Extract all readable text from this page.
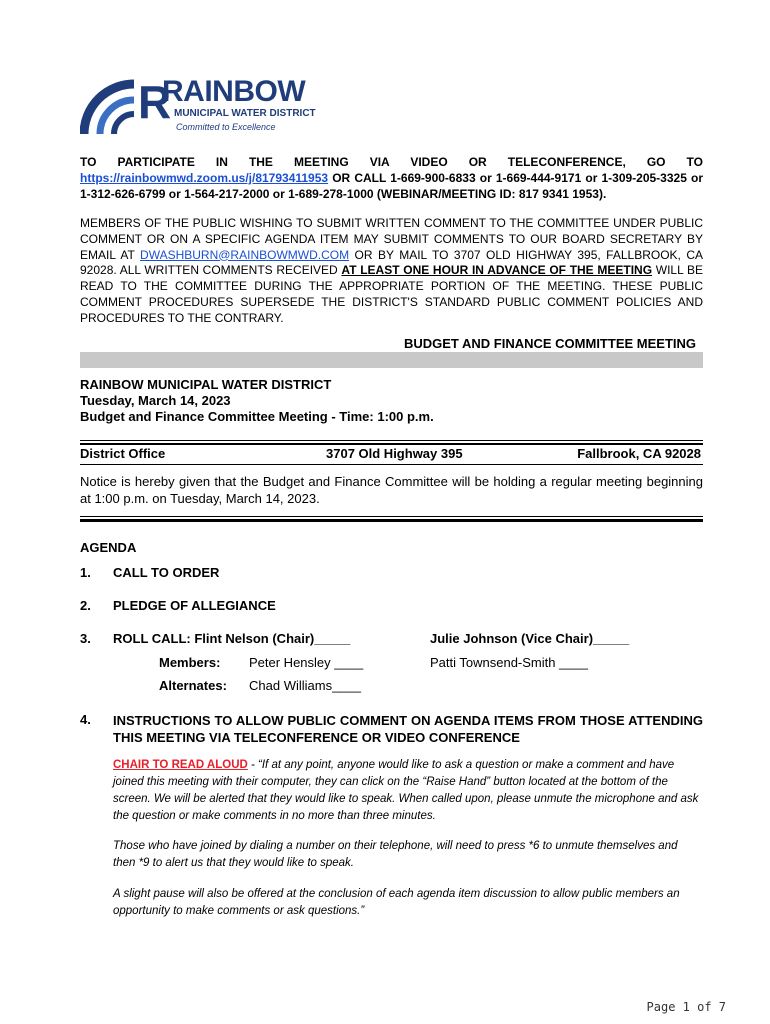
R
RAINBOW
MUNICIPAL WATER DISTRICT
Committed to Excellence
TO PARTICIPATE IN THE MEETING VIA VIDEO OR TELECONFERENCE, GO TO https://rainbowmwd.zoom.us/j/81793411953 OR CALL 1-669-900-6833 or 1-669-444-9171 or 1-309-205-3325 or 1-312-626-6799 or 1-564-217-2000 or 1-689-278-1000 (WEBINAR/MEETING ID: 817 9341 1953).
MEMBERS OF THE PUBLIC WISHING TO SUBMIT WRITTEN COMMENT TO THE COMMITTEE UNDER PUBLIC COMMENT OR ON A SPECIFIC AGENDA ITEM MAY SUBMIT COMMENTS TO OUR BOARD SECRETARY BY EMAIL AT DWASHBURN@RAINBOWMWD.COM OR BY MAIL TO 3707 OLD HIGHWAY 395, FALLBROOK, CA 92028. ALL WRITTEN COMMENTS RECEIVED AT LEAST ONE HOUR IN ADVANCE OF THE MEETING WILL BE READ TO THE COMMITTEE DURING THE APPROPRIATE PORTION OF THE MEETING. THESE PUBLIC COMMENT PROCEDURES SUPERSEDE THE DISTRICT'S STANDARD PUBLIC COMMENT POLICIES AND PROCEDURES TO THE CONTRARY.
BUDGET AND FINANCE COMMITTEE MEETING
RAINBOW MUNICIPAL WATER DISTRICT
Tuesday, March 14, 2023
Budget and Finance Committee Meeting - Time: 1:00 p.m.
District Office	3707 Old Highway 395	Fallbrook, CA 92028
Notice is hereby given that the Budget and Finance Committee will be holding a regular meeting beginning at 1:00 p.m. on Tuesday, March 14, 2023.
AGENDA
1. CALL TO ORDER
2. PLEDGE OF ALLEGIANCE
3. ROLL CALL: Flint Nelson (Chair)_____	Julie Johnson (Vice Chair)_____
Members: Peter Hensley ____	Patti Townsend-Smith ____
Alternates: Chad Williams____
4. INSTRUCTIONS TO ALLOW PUBLIC COMMENT ON AGENDA ITEMS FROM THOSE ATTENDING THIS MEETING VIA TELECONFERENCE OR VIDEO CONFERENCE
CHAIR TO READ ALOUD - “If at any point, anyone would like to ask a question or make a comment and have joined this meeting with their computer, they can click on the “Raise Hand” button located at the bottom of the screen. We will be alerted that they would like to speak. When called upon, please unmute the microphone and ask the question or make comments in no more than three minutes.
Those who have joined by dialing a number on their telephone, will need to press *6 to unmute themselves and then *9 to alert us that they would like to speak.
A slight pause will also be offered at the conclusion of each agenda item discussion to allow public members an opportunity to make comments or ask questions.”
Page 1 of 7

• • •

PROBLEM REQUIREMENTS:
Return every line above in which the string "unmute" occurs.

EXERCISE OUTPUT:
CHAIR TO READ ALOUD - “If at any point, anyone would like to ask a question or make a comment and have joined this meeting with their computer, they can click on the “Raise Hand” button located at the bottom of the screen. We will be alerted that they would like to speak. When called upon, please unmute the microphone and ask the question or make comments in no more than three minutes.
Those who have joined by dialing a number on their telephone, will need to press *6 to unmute themselves and then *9 to alert us that they would like to speak.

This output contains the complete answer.